---------- RECORDS FOR THIS TASK
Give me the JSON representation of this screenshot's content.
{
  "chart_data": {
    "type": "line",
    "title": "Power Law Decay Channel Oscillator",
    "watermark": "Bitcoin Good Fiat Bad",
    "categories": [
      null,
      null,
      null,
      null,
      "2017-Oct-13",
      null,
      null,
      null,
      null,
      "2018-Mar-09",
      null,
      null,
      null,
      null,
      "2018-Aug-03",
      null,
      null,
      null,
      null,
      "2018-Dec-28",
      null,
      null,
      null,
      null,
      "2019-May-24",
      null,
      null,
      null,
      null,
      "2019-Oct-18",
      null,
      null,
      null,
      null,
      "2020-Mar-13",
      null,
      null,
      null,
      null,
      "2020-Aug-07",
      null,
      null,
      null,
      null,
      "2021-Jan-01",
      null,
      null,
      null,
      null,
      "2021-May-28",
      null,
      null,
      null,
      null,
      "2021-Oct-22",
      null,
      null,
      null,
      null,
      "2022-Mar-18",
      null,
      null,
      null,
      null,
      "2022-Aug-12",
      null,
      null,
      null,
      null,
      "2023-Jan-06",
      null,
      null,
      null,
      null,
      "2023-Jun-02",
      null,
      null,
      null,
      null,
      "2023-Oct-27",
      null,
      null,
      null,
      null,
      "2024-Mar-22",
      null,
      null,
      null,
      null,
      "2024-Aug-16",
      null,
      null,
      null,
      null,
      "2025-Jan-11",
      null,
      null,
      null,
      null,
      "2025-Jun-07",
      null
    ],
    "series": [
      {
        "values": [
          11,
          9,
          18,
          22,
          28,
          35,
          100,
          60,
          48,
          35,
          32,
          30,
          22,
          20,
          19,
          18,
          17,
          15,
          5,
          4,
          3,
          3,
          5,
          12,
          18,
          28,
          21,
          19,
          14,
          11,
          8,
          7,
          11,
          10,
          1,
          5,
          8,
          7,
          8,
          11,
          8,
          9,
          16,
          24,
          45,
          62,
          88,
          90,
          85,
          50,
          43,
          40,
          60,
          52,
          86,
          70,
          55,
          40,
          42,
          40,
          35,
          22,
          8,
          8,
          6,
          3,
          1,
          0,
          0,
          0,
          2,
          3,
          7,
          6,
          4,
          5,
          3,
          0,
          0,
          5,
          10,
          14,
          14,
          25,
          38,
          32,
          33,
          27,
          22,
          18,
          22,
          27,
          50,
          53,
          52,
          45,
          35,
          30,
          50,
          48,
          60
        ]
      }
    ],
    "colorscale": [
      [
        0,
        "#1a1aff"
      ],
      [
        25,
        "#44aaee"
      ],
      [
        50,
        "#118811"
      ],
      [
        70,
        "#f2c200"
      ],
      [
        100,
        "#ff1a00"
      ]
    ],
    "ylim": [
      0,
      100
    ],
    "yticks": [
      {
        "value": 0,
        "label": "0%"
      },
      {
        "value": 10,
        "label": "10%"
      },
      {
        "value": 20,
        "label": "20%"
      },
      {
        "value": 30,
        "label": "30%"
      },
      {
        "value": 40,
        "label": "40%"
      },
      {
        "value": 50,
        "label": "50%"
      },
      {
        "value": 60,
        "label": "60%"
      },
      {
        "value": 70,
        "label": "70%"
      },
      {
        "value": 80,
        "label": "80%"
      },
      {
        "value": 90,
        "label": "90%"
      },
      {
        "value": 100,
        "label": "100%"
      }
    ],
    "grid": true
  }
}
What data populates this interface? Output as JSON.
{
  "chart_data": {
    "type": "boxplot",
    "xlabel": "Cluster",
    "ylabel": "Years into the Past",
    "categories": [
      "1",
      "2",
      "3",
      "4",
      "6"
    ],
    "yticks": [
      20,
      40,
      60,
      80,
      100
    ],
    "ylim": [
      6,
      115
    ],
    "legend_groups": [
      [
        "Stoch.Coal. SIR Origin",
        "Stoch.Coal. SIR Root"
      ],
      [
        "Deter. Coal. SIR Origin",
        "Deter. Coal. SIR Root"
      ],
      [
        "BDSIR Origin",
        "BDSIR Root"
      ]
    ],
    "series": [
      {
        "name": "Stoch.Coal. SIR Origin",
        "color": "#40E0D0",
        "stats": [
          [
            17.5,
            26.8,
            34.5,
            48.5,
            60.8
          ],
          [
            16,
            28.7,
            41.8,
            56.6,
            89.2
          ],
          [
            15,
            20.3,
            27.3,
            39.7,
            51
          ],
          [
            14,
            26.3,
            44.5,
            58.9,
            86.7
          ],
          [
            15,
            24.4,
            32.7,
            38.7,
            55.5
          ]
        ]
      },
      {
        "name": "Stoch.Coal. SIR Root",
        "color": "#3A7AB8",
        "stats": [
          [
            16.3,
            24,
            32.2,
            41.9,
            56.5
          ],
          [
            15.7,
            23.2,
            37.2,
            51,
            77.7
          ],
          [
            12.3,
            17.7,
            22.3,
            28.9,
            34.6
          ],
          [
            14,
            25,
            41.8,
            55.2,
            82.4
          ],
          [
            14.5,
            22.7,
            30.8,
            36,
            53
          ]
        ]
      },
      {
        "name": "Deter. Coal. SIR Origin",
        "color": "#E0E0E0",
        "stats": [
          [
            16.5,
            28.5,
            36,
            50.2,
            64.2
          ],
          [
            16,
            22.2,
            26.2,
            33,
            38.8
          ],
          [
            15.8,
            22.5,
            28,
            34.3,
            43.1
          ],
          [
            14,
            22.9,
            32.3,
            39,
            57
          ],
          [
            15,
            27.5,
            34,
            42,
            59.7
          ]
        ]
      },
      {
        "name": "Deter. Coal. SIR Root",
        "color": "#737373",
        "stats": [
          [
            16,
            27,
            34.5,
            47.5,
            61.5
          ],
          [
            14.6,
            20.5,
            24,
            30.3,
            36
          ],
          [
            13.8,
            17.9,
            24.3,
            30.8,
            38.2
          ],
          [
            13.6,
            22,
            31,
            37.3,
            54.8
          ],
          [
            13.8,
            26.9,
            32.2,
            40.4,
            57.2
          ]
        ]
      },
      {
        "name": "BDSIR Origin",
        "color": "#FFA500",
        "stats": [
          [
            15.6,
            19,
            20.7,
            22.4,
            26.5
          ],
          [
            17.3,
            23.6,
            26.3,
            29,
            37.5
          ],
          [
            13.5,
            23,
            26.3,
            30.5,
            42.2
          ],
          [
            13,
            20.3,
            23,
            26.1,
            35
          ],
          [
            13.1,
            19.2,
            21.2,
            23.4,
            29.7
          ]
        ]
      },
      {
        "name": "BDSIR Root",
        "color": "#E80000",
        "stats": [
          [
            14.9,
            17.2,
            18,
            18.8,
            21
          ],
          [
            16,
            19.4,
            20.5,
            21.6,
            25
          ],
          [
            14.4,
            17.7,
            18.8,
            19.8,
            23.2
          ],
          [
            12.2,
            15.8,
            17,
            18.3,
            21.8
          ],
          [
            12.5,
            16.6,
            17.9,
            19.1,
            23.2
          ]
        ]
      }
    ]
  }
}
--------------------
◆ **WHAT IS NEEDED**
Your task is to quote the listing above word for word.

◆ **FINISHED TASK**
Give me the JSON representation of this screenshot's content.
{
  "chart_data": {
    "type": "line",
    "title": "Power Law Decay Channel Oscillator",
    "watermark": "Bitcoin Good Fiat Bad",
    "categories": [
      null,
      null,
      null,
      null,
      "2017-Oct-13",
      null,
      null,
      null,
      null,
      "2018-Mar-09",
      null,
      null,
      null,
      null,
      "2018-Aug-03",
      null,
      null,
      null,
      null,
      "2018-Dec-28",
      null,
      null,
      null,
      null,
      "2019-May-24",
      null,
      null,
      null,
      null,
      "2019-Oct-18",
      null,
      null,
      null,
      null,
      "2020-Mar-13",
      null,
      null,
      null,
      null,
      "2020-Aug-07",
      null,
      null,
      null,
      null,
      "2021-Jan-01",
      null,
      null,
      null,
      null,
      "2021-May-28",
      null,
      null,
      null,
      null,
      "2021-Oct-22",
      null,
      null,
      null,
      null,
      "2022-Mar-18",
      null,
      null,
      null,
      null,
      "2022-Aug-12",
      null,
      null,
      null,
      null,
      "2023-Jan-06",
      null,
      null,
      null,
      null,
      "2023-Jun-02",
      null,
      null,
      null,
      null,
      "2023-Oct-27",
      null,
      null,
      null,
      null,
      "2024-Mar-22",
      null,
      null,
      null,
      null,
      "2024-Aug-16",
      null,
      null,
      null,
      null,
      "2025-Jan-11",
      null,
      null,
      null,
      null,
      "2025-Jun-07",
      null
    ],
    "series": [
      {
        "values": [
          11,
          9,
          18,
          22,
          28,
          35,
          100,
          60,
          48,
          35,
          32,
          30,
          22,
          20,
          19,
          18,
          17,
          15,
          5,
          4,
          3,
          3,
          5,
          12,
          18,
          28,
          21,
          19,
          14,
          11,
          8,
          7,
          11,
          10,
          1,
          5,
          8,
          7,
          8,
          11,
          8,
          9,
          16,
          24,
          45,
          62,
          88,
          90,
          85,
          50,
          43,
          40,
          60,
          52,
          86,
          70,
          55,
          40,
          42,
          40,
          35,
          22,
          8,
          8,
          6,
          3,
          1,
          0,
          0,
          0,
          2,
          3,
          7,
          6,
          4,
          5,
          3,
          0,
          0,
          5,
          10,
          14,
          14,
          25,
          38,
          32,
          33,
          27,
          22,
          18,
          22,
          27,
          50,
          53,
          52,
          45,
          35,
          30,
          50,
          48,
          60
        ]
      }
    ],
    "colorscale": [
      [
        0,
        "#1a1aff"
      ],
      [
        25,
        "#44aaee"
      ],
      [
        50,
        "#118811"
      ],
      [
        70,
        "#f2c200"
      ],
      [
        100,
        "#ff1a00"
      ]
    ],
    "ylim": [
      0,
      100
    ],
    "yticks": [
      {
        "value": 0,
        "label": "0%"
      },
      {
        "value": 10,
        "label": "10%"
      },
      {
        "value": 20,
        "label": "20%"
      },
      {
        "value": 30,
        "label": "30%"
      },
      {
        "value": 40,
        "label": "40%"
      },
      {
        "value": 50,
        "label": "50%"
      },
      {
        "value": 60,
        "label": "60%"
      },
      {
        "value": 70,
        "label": "70%"
      },
      {
        "value": 80,
        "label": "80%"
      },
      {
        "value": 90,
        "label": "90%"
      },
      {
        "value": 100,
        "label": "100%"
      }
    ],
    "grid": true
  }
}
What data populates this interface? Output as JSON.
{
  "chart_data": {
    "type": "boxplot",
    "xlabel": "Cluster",
    "ylabel": "Years into the Past",
    "categories": [
      "1",
      "2",
      "3",
      "4",
      "6"
    ],
    "yticks": [
      20,
      40,
      60,
      80,
      100
    ],
    "ylim": [
      6,
      115
    ],
    "legend_groups": [
      [
        "Stoch.Coal. SIR Origin",
        "Stoch.Coal. SIR Root"
      ],
      [
        "Deter. Coal. SIR Origin",
        "Deter. Coal. SIR Root"
      ],
      [
        "BDSIR Origin",
        "BDSIR Root"
      ]
    ],
    "series": [
      {
        "name": "Stoch.Coal. SIR Origin",
        "color": "#40E0D0",
        "stats": [
          [
            17.5,
            26.8,
            34.5,
            48.5,
            60.8
          ],
          [
            16,
            28.7,
            41.8,
            56.6,
            89.2
          ],
          [
            15,
            20.3,
            27.3,
            39.7,
            51
          ],
          [
            14,
            26.3,
            44.5,
            58.9,
            86.7
          ],
          [
            15,
            24.4,
            32.7,
            38.7,
            55.5
          ]
        ]
      },
      {
        "name": "Stoch.Coal. SIR Root",
        "color": "#3A7AB8",
        "stats": [
          [
            16.3,
            24,
            32.2,
            41.9,
            56.5
          ],
          [
            15.7,
            23.2,
            37.2,
            51,
            77.7
          ],
          [
            12.3,
            17.7,
            22.3,
            28.9,
            34.6
          ],
          [
            14,
            25,
            41.8,
            55.2,
            82.4
          ],
          [
            14.5,
            22.7,
            30.8,
            36,
            53
          ]
        ]
      },
      {
        "name": "Deter. Coal. SIR Origin",
        "color": "#E0E0E0",
        "stats": [
          [
            16.5,
            28.5,
            36,
            50.2,
            64.2
          ],
          [
            16,
            22.2,
            26.2,
            33,
            38.8
          ],
          [
            15.8,
            22.5,
            28,
            34.3,
            43.1
          ],
          [
            14,
            22.9,
            32.3,
            39,
            57
          ],
          [
            15,
            27.5,
            34,
            42,
            59.7
          ]
        ]
      },
      {
        "name": "Deter. Coal. SIR Root",
        "color": "#737373",
        "stats": [
          [
            16,
            27,
            34.5,
            47.5,
            61.5
          ],
          [
            14.6,
            20.5,
            24,
            30.3,
            36
          ],
          [
            13.8,
            17.9,
            24.3,
            30.8,
            38.2
          ],
          [
            13.6,
            22,
            31,
            37.3,
            54.8
          ],
          [
            13.8,
            26.9,
            32.2,
            40.4,
            57.2
          ]
        ]
      },
      {
        "name": "BDSIR Origin",
        "color": "#FFA500",
        "stats": [
          [
            15.6,
            19,
            20.7,
            22.4,
            26.5
          ],
          [
            17.3,
            23.6,
            26.3,
            29,
            37.5
          ],
          [
            13.5,
            23,
            26.3,
            30.5,
            42.2
          ],
          [
            13,
            20.3,
            23,
            26.1,
            35
          ],
          [
            13.1,
            19.2,
            21.2,
            23.4,
            29.7
          ]
        ]
      },
      {
        "name": "BDSIR Root",
        "color": "#E80000",
        "stats": [
          [
            14.9,
            17.2,
            18,
            18.8,
            21
          ],
          [
            16,
            19.4,
            20.5,
            21.6,
            25
          ],
          [
            14.4,
            17.7,
            18.8,
            19.8,
            23.2
          ],
          [
            12.2,
            15.8,
            17,
            18.3,
            21.8
          ],
          [
            12.5,
            16.6,
            17.9,
            19.1,
            23.2
          ]
        ]
      }
    ]
  }
}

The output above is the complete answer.